Input material:

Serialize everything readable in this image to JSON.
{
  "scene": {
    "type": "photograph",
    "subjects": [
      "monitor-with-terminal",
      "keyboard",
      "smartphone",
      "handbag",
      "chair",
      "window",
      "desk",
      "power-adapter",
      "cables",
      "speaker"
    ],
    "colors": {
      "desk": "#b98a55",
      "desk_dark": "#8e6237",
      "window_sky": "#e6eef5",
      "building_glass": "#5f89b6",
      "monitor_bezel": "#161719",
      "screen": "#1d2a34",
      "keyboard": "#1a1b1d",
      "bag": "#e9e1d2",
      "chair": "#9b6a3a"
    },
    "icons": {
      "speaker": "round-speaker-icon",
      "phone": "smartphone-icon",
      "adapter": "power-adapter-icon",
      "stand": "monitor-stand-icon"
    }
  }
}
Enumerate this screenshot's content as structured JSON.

...

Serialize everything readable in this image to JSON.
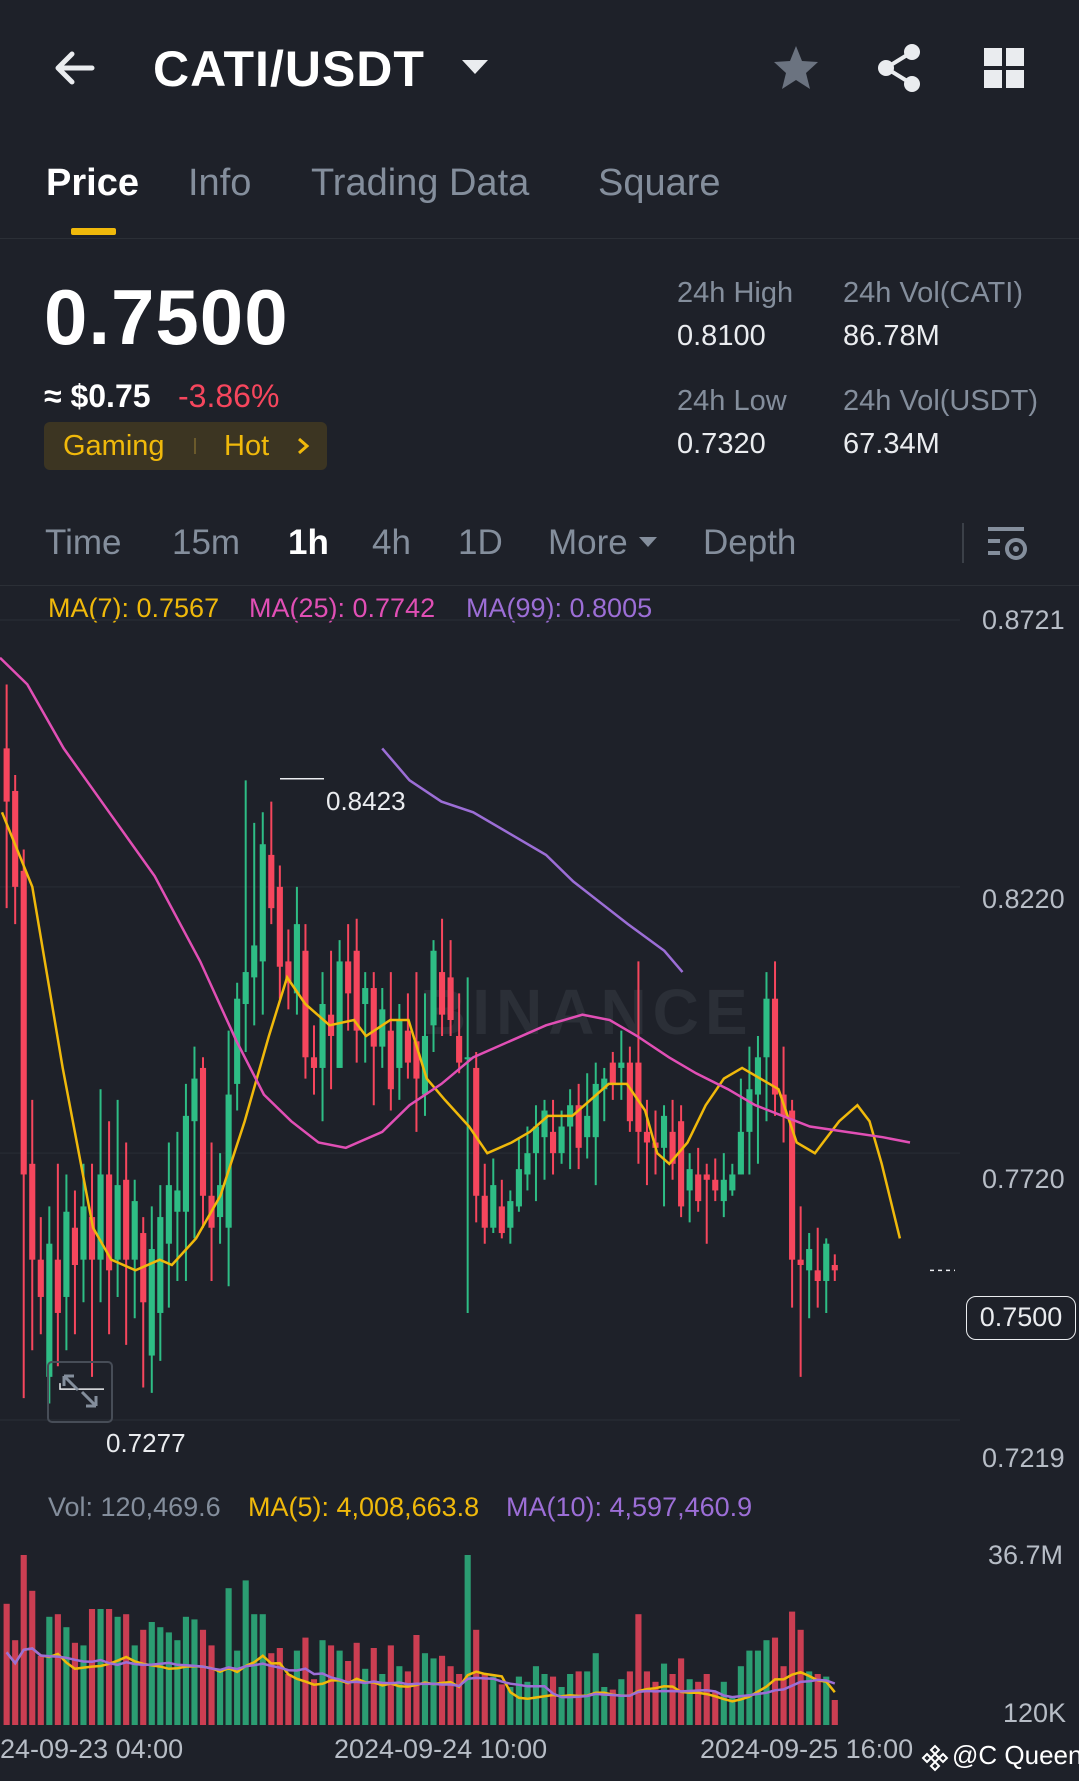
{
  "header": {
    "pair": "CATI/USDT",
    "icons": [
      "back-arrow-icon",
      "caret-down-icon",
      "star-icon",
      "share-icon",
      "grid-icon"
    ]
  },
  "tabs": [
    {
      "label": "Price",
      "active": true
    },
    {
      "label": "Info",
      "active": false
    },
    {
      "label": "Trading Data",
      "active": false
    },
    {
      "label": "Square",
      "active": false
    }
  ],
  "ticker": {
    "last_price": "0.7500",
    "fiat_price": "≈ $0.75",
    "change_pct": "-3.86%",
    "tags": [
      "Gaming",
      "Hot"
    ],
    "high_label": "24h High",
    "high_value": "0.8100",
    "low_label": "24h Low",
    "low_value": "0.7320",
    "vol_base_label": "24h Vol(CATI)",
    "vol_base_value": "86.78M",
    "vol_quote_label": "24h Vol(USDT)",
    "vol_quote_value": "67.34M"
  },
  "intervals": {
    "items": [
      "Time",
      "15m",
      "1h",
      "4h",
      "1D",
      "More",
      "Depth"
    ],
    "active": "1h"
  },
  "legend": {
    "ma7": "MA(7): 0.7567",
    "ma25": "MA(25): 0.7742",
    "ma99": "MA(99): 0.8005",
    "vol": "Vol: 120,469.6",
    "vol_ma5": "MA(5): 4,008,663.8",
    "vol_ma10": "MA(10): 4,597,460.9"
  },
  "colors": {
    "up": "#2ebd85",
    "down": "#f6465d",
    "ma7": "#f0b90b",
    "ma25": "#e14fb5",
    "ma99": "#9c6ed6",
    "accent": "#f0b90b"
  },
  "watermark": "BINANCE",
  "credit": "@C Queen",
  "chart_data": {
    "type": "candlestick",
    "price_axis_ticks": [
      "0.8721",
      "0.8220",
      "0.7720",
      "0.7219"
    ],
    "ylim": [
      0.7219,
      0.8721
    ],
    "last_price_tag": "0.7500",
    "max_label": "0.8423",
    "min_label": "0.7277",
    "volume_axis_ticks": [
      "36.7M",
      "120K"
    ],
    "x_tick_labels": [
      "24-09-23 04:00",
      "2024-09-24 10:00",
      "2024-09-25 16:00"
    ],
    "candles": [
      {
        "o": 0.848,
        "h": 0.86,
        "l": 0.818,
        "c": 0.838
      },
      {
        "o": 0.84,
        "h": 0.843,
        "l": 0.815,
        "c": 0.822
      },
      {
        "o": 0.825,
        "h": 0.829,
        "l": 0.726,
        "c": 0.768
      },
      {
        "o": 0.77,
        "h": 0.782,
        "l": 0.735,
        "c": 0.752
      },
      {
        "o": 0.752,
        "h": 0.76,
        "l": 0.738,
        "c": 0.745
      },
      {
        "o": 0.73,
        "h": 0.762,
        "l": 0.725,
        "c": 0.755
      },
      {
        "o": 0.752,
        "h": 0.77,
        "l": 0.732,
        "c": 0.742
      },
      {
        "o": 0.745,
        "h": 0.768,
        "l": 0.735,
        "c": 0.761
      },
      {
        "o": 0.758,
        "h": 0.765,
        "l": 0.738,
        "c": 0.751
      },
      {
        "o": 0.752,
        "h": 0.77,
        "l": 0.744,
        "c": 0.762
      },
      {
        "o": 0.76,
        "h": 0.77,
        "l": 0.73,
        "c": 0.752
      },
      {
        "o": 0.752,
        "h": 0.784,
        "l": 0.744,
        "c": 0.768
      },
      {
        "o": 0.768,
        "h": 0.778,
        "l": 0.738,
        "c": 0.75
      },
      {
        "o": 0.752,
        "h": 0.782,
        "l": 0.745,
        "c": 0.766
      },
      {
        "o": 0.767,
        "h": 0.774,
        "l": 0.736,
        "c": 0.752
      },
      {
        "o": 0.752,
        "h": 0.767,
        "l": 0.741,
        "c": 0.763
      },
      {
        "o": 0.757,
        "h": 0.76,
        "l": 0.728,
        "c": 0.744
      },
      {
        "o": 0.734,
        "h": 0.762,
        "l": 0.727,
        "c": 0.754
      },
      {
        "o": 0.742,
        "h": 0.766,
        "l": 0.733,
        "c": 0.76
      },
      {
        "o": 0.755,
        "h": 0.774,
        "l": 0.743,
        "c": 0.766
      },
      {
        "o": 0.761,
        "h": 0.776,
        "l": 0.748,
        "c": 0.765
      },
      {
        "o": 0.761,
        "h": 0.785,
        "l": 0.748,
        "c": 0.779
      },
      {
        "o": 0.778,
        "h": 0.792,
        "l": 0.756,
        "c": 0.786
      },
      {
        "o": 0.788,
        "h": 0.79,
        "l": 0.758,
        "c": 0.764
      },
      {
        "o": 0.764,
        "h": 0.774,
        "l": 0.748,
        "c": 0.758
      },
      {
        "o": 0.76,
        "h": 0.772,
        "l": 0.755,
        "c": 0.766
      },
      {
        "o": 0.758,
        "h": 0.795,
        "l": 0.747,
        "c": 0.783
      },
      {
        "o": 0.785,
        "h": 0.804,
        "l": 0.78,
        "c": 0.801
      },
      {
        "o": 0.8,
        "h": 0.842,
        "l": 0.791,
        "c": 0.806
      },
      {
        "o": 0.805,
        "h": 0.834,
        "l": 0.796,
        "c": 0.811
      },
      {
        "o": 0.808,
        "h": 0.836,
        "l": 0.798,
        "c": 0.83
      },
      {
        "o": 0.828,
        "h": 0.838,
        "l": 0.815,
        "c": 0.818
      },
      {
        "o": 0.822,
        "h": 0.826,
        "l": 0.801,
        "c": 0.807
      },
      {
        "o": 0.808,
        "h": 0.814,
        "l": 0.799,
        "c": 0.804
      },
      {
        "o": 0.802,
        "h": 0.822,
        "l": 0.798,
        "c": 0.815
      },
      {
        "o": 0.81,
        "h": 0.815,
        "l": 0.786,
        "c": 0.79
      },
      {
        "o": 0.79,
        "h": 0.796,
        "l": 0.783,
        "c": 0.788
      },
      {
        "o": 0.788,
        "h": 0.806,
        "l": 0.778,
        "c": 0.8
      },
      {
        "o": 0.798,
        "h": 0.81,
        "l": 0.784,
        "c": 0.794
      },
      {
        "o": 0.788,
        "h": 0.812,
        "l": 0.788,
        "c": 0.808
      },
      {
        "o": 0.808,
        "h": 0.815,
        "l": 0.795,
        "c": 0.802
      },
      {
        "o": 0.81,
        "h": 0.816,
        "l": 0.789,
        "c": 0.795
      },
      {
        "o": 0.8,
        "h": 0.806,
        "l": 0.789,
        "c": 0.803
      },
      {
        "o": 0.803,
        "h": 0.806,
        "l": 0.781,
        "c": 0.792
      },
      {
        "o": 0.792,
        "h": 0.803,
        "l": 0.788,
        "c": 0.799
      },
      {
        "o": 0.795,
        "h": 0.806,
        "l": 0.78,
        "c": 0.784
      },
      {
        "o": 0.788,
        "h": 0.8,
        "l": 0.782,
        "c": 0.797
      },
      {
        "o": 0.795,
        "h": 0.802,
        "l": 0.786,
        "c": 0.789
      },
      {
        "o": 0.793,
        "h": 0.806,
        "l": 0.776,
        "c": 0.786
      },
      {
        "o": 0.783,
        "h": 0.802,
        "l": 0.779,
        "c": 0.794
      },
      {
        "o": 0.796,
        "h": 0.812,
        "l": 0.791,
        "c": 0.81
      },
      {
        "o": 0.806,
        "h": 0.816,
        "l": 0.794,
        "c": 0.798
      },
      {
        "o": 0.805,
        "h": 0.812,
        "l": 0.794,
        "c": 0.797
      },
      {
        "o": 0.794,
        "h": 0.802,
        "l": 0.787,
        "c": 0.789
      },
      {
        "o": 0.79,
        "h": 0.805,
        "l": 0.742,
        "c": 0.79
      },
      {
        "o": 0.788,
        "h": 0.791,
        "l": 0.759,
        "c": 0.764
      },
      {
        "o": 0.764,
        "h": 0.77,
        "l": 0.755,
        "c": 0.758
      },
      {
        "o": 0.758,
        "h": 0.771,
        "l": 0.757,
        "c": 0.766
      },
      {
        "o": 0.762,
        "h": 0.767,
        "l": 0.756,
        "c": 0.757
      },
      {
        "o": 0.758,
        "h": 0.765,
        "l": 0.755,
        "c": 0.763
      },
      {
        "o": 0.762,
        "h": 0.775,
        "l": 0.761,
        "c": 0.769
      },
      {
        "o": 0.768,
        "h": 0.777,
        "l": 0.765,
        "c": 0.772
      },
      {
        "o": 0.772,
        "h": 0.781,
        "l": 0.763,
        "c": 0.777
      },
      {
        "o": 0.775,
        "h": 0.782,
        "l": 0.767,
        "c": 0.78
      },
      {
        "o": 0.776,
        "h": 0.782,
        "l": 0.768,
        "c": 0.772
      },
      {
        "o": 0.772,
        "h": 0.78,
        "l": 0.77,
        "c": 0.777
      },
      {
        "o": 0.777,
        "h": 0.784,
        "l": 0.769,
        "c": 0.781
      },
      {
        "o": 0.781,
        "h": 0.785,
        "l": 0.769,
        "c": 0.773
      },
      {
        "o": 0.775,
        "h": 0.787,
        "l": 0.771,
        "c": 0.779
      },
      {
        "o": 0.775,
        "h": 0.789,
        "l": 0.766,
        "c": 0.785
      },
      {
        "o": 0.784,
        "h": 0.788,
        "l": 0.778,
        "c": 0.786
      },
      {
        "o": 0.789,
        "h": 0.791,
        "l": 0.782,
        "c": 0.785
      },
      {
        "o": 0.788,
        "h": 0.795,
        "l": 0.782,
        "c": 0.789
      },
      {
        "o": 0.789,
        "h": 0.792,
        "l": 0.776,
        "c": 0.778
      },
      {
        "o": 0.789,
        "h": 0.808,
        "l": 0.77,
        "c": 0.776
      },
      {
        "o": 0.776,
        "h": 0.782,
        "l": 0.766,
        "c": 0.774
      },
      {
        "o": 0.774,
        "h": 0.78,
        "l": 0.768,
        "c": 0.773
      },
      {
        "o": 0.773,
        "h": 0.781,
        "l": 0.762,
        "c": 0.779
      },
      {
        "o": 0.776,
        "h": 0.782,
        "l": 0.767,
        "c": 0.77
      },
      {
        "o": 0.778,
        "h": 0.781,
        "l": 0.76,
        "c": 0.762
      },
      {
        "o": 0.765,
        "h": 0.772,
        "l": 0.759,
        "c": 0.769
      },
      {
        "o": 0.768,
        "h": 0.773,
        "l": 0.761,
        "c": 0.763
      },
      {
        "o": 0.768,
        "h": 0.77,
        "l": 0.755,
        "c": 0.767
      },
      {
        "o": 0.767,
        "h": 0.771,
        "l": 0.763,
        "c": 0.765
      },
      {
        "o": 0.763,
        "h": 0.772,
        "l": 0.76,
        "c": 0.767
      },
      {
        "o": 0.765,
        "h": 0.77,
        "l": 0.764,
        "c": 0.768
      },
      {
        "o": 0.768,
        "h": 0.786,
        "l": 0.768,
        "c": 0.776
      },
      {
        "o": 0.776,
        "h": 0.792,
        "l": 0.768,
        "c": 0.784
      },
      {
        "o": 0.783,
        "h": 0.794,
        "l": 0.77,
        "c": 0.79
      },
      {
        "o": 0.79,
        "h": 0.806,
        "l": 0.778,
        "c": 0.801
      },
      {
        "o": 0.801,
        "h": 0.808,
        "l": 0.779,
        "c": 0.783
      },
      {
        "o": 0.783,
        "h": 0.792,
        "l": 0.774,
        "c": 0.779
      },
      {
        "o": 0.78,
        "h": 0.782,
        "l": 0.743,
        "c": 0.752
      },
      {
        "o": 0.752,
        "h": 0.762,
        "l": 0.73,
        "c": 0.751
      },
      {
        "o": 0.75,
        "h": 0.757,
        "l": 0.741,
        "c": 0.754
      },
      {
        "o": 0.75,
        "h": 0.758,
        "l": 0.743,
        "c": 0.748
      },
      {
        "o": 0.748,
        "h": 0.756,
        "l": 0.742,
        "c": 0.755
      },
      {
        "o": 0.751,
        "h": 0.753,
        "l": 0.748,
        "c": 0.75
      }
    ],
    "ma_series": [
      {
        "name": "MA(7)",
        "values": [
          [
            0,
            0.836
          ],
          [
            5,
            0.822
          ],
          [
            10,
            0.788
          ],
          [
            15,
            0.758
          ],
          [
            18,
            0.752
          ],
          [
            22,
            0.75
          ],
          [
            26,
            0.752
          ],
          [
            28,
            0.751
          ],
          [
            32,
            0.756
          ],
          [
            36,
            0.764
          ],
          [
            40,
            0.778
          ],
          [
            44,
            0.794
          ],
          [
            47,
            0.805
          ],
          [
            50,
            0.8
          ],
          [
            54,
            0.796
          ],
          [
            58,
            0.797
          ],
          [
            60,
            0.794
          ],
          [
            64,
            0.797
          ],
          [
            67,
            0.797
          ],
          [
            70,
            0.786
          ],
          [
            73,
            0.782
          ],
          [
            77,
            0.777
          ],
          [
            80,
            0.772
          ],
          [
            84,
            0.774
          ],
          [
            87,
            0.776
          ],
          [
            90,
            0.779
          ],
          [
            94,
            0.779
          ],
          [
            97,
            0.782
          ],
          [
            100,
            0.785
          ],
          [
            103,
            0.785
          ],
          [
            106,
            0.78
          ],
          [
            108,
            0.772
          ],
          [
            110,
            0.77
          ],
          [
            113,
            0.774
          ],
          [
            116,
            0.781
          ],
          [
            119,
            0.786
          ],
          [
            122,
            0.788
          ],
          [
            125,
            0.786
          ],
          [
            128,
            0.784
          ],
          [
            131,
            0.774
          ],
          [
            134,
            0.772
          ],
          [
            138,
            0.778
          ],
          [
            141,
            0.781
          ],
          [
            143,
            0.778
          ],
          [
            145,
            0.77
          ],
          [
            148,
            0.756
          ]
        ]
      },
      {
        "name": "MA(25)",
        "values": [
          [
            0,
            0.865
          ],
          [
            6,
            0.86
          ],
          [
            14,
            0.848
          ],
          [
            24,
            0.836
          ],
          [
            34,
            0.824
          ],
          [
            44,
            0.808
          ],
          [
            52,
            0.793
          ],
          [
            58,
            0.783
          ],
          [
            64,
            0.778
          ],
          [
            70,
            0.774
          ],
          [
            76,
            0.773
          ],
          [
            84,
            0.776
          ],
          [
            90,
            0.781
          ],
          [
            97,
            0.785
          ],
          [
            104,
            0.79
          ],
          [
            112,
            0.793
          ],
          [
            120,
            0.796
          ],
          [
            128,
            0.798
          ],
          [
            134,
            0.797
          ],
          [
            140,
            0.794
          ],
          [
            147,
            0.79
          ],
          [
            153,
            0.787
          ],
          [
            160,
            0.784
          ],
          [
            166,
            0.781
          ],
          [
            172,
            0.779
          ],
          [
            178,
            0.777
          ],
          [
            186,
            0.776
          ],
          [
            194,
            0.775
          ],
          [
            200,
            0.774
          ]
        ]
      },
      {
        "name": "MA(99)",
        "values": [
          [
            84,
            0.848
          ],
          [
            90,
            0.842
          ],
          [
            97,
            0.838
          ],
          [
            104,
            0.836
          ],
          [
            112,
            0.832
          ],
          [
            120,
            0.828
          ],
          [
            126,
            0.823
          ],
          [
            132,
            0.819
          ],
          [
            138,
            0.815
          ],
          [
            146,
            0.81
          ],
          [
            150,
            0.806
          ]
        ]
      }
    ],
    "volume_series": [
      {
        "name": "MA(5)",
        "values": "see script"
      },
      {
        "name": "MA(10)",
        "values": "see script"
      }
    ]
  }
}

...

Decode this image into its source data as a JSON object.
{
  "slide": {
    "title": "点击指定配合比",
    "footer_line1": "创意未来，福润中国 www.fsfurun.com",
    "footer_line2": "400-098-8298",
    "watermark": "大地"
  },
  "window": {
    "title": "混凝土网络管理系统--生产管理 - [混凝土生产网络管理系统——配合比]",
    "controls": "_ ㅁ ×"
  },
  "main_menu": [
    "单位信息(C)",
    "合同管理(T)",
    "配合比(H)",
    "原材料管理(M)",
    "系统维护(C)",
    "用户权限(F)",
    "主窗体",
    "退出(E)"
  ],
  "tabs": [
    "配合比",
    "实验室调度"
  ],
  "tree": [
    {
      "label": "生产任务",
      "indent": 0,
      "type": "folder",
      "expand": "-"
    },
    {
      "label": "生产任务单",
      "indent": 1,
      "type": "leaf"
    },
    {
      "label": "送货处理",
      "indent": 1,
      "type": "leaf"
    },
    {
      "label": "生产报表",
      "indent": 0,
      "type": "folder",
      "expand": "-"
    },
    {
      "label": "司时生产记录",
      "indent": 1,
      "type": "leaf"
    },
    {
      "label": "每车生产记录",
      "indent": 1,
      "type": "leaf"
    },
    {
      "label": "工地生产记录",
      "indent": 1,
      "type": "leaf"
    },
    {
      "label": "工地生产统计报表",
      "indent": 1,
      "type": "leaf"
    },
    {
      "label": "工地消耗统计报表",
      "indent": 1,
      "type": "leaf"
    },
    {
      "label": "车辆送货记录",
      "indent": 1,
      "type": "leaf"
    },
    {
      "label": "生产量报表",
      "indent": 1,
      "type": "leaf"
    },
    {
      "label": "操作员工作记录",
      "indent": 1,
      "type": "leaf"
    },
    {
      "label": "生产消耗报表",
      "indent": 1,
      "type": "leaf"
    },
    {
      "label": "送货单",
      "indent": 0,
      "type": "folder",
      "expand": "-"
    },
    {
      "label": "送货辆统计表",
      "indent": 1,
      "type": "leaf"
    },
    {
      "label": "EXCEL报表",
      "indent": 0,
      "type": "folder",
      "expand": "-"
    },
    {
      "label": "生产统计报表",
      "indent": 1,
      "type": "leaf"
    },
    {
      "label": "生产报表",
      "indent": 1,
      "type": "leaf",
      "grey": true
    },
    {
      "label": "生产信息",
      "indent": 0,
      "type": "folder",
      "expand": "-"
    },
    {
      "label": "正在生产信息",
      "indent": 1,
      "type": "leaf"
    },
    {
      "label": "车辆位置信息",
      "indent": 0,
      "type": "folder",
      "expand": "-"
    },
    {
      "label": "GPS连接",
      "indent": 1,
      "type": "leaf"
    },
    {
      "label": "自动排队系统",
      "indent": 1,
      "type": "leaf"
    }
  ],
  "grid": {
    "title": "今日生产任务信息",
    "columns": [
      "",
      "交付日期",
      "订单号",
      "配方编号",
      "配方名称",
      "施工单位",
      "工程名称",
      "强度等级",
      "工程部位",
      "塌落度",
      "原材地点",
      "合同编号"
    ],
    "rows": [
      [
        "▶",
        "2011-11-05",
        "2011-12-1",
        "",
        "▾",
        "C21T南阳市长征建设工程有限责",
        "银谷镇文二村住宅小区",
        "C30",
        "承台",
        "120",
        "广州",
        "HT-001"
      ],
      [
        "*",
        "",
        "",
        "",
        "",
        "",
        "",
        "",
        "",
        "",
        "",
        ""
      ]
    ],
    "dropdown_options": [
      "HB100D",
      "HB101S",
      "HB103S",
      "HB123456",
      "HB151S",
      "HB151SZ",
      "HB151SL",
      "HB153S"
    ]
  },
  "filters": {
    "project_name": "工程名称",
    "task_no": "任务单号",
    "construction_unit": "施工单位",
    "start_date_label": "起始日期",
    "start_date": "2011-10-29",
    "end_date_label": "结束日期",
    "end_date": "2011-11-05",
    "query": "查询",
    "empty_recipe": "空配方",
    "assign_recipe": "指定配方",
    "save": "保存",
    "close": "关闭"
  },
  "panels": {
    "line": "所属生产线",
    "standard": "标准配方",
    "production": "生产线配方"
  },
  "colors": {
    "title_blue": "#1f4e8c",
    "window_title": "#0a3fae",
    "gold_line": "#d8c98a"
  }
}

Your instructions: From the listing above, pick out each line where the word "JSON" appears.

Result of the exercise:
Serialize everything readable in this image to JSON.
Enumerate this screenshot's content as structured JSON.
Serialize everything readable in this image to JSON.
Decode this image into its source data as a JSON object.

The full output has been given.